§ **Task objective**
Set down all of the data that follows word for word, without the images.

§ §

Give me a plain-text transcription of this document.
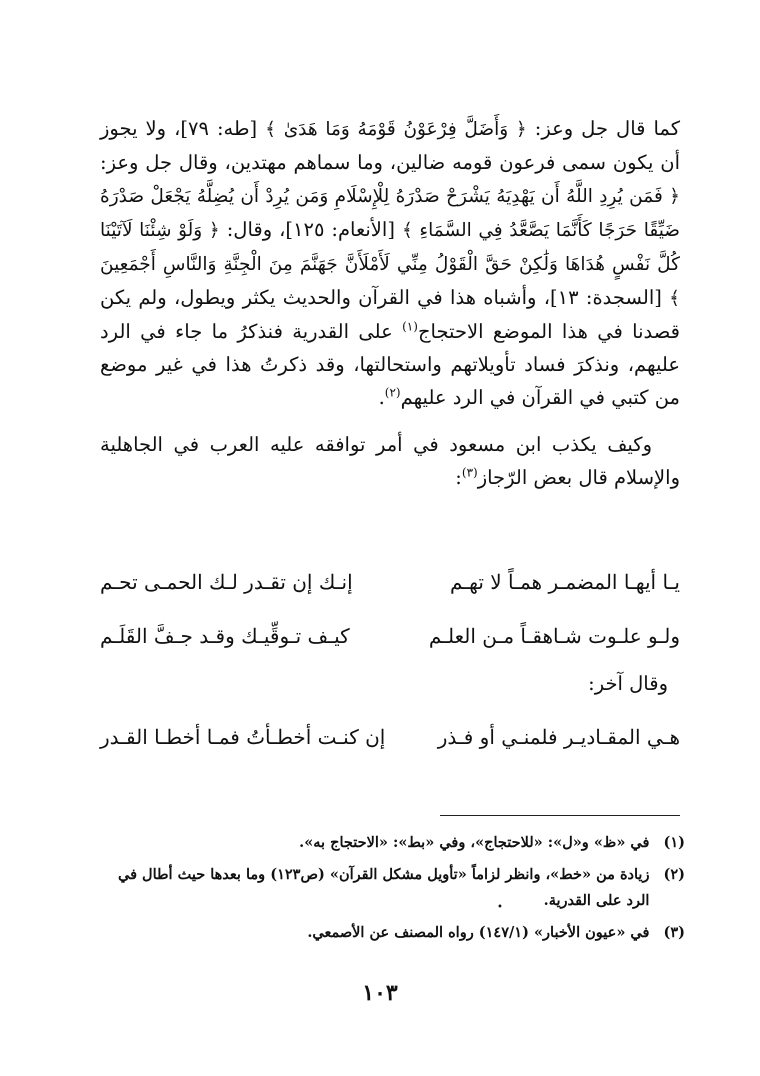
كما قال جل وعز: ﴿ وَأَضَلَّ فِرْعَوْنُ قَوْمَهُ وَمَا هَدَىٰ ﴾ [طه: ٧٩]، ولا يجوز أن يكون سمى فرعون قومه ضالين، وما سماهم مهتدين، وقال جل وعز: ﴿ فَمَن يُرِدِ اللَّهُ أَن يَهْدِيَهُ يَشْرَحْ صَدْرَهُ لِلْإِسْلَامِ وَمَن يُرِدْ أَن يُضِلَّهُ يَجْعَلْ صَدْرَهُ ضَيِّقًا حَرَجًا كَأَنَّمَا يَصَّعَّدُ فِي السَّمَاءِ ﴾ [الأنعام: ١٢٥]، وقال: ﴿ وَلَوْ شِئْنَا لَآتَيْنَا كُلَّ نَفْسٍ هُدَاهَا وَلَٰكِنْ حَقَّ الْقَوْلُ مِنِّي لَأَمْلَأَنَّ جَهَنَّمَ مِنَ الْجِنَّةِ وَالنَّاسِ أَجْمَعِينَ ﴾ [السجدة: ١٣]، وأشباه هذا في القرآن والحديث يكثر ويطول، ولم يكن قصدنا في هذا الموضع الاحتجاج$^{(١)}$ على القدرية فنذكرُ ما جاء في الرد عليهم، ونذكرَ فساد تأويلاتهم واستحالتها، وقد ذكرتُ هذا في غير موضع من كتبي في القرآن في الرد عليهم$^{(٢)}$.

وكيف يكذب ابن مسعود في أمر توافقه عليه العرب في الجاهلية والإسلام قال بعض الرّجاز$^{(٣)}$:

يـا أيهـا المضمـر همـاً لا تهـم
إنـك إن تقـدر لـك الحمـى تحـم
ولـو علـوت شـاهقـاً مـن العلـم
كيـف تـوقِّيـك وقـد جـفَّ القَلَـم
وقال آخر:
هـي المقـاديـر فلمنـي أو فـذر
إن كنـت أخطـأتُ فمـا أخطـا القـدر
(١)
في «ظ» و«ل»: «للاحتجاج»، وفي «بط»: «الاحتجاج به».
(٢)
زيادة من «خط»، وانظر لزاماً «تأويل مشكل القرآن» (ص١٢٣) وما بعدها حيث أطال في الرد على القدرية.
(٣)
في «عيون الأخبار» (١٤٧/١) رواه المصنف عن الأصمعي.
•
١٠٣
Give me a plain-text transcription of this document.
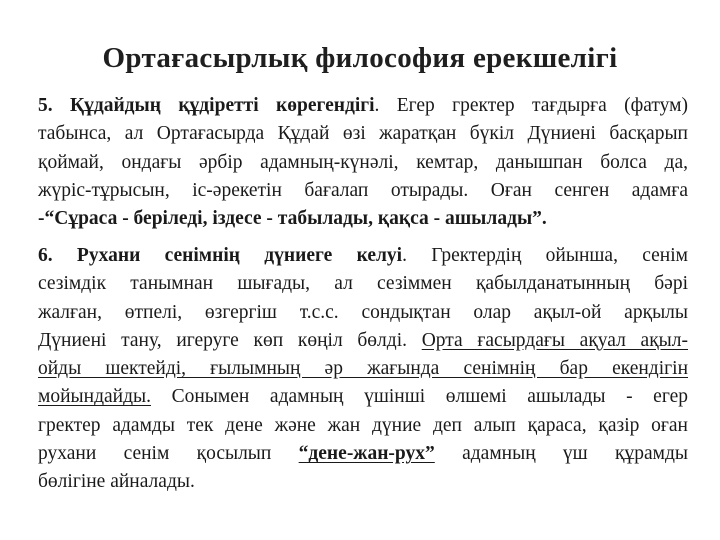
Ортағасырлық философия ерекшелігі
5. Құдайдың құдіретті көрегендігі. Егер гректер тағдырға (фатум)
табынса, ал Ортағасырда Құдай өзі жаратқан бүкіл Дүниені басқарып
қоймай, ондағы әрбір адамның-күнәлі, кемтар, данышпан болса да,
жүріс-тұрысын, іс-әрекетін бағалап отырады. Оған сенген адамға
-“Сұраса - беріледі, іздесе - табылады, қақса - ашылады”.
6. Рухани сенімнің дүниеге келуі. Гректердің ойынша, сенім
сезімдік танымнан шығады, ал сезіммен қабылданатынның бәрі
жалған, өтпелі, өзгергіш т.с.с. сондықтан олар ақыл-ой арқылы
Дүниені тану, игеруге көп көңіл бөлді. Орта ғасырдағы ақуал ақыл-
ойды шектейді, ғылымның әр жағында сенімнің бар екендігін
мойындайды. Сонымен адамның үшінші өлшемі ашылады - егер
гректер адамды тек дене және жан дүние деп алып қараса, қазір оған
рухани сенім қосылып “дене-жан-рух” адамның үш құрамды
бөлігіне айналады.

§ §

§ **Answer in full**
Give me a plain-text transcription of this document.
كما قال جل وعز: ﴿ وَأَضَلَّ فِرْعَوْنُ قَوْمَهُ وَمَا هَدَىٰ ﴾ [طه: ٧٩]، ولا يجوز أن يكون سمى فرعون قومه ضالين، وما سماهم مهتدين، وقال جل وعز: ﴿ فَمَن يُرِدِ اللَّهُ أَن يَهْدِيَهُ يَشْرَحْ صَدْرَهُ لِلْإِسْلَامِ وَمَن يُرِدْ أَن يُضِلَّهُ يَجْعَلْ صَدْرَهُ ضَيِّقًا حَرَجًا كَأَنَّمَا يَصَّعَّدُ فِي السَّمَاءِ ﴾ [الأنعام: ١٢٥]، وقال: ﴿ وَلَوْ شِئْنَا لَآتَيْنَا كُلَّ نَفْسٍ هُدَاهَا وَلَٰكِنْ حَقَّ الْقَوْلُ مِنِّي لَأَمْلَأَنَّ جَهَنَّمَ مِنَ الْجِنَّةِ وَالنَّاسِ أَجْمَعِينَ ﴾ [السجدة: ١٣]، وأشباه هذا في القرآن والحديث يكثر ويطول، ولم يكن قصدنا في هذا الموضع الاحتجاج$^{(١)}$ على القدرية فنذكرُ ما جاء في الرد عليهم، ونذكرَ فساد تأويلاتهم واستحالتها، وقد ذكرتُ هذا في غير موضع من كتبي في القرآن في الرد عليهم$^{(٢)}$.

وكيف يكذب ابن مسعود في أمر توافقه عليه العرب في الجاهلية والإسلام قال بعض الرّجاز$^{(٣)}$:

يـا أيهـا المضمـر همـاً لا تهـم
إنـك إن تقـدر لـك الحمـى تحـم
ولـو علـوت شـاهقـاً مـن العلـم
كيـف تـوقِّيـك وقـد جـفَّ القَلَـم
وقال آخر:
هـي المقـاديـر فلمنـي أو فـذر
إن كنـت أخطـأتُ فمـا أخطـا القـدر
(١)
في «ظ» و«ل»: «للاحتجاج»، وفي «بط»: «الاحتجاج به».
(٢)
زيادة من «خط»، وانظر لزاماً «تأويل مشكل القرآن» (ص١٢٣) وما بعدها حيث أطال في الرد على القدرية.
(٣)
في «عيون الأخبار» (١٤٧/١) رواه المصنف عن الأصمعي.
•
١٠٣
Give me a plain-text transcription of this document.
Ортағасырлық философия ерекшелігі
5. Құдайдың құдіретті көрегендігі. Егер гректер тағдырға (фатум)
табынса, ал Ортағасырда Құдай өзі жаратқан бүкіл Дүниені басқарып
қоймай, ондағы әрбір адамның-күнәлі, кемтар, данышпан болса да,
жүріс-тұрысын, іс-әрекетін бағалап отырады. Оған сенген адамға
-“Сұраса - беріледі, іздесе - табылады, қақса - ашылады”.
6. Рухани сенімнің дүниеге келуі. Гректердің ойынша, сенім
сезімдік танымнан шығады, ал сезіммен қабылданатынның бәрі
жалған, өтпелі, өзгергіш т.с.с. сондықтан олар ақыл-ой арқылы
Дүниені тану, игеруге көп көңіл бөлді. Орта ғасырдағы ақуал ақыл-
ойды шектейді, ғылымның әр жағында сенімнің бар екендігін
мойындайды. Сонымен адамның үшінші өлшемі ашылады - егер
гректер адамды тек дене және жан дүние деп алып қараса, қазір оған
рухани сенім қосылып “дене-жан-рух” адамның үш құрамды
бөлігіне айналады.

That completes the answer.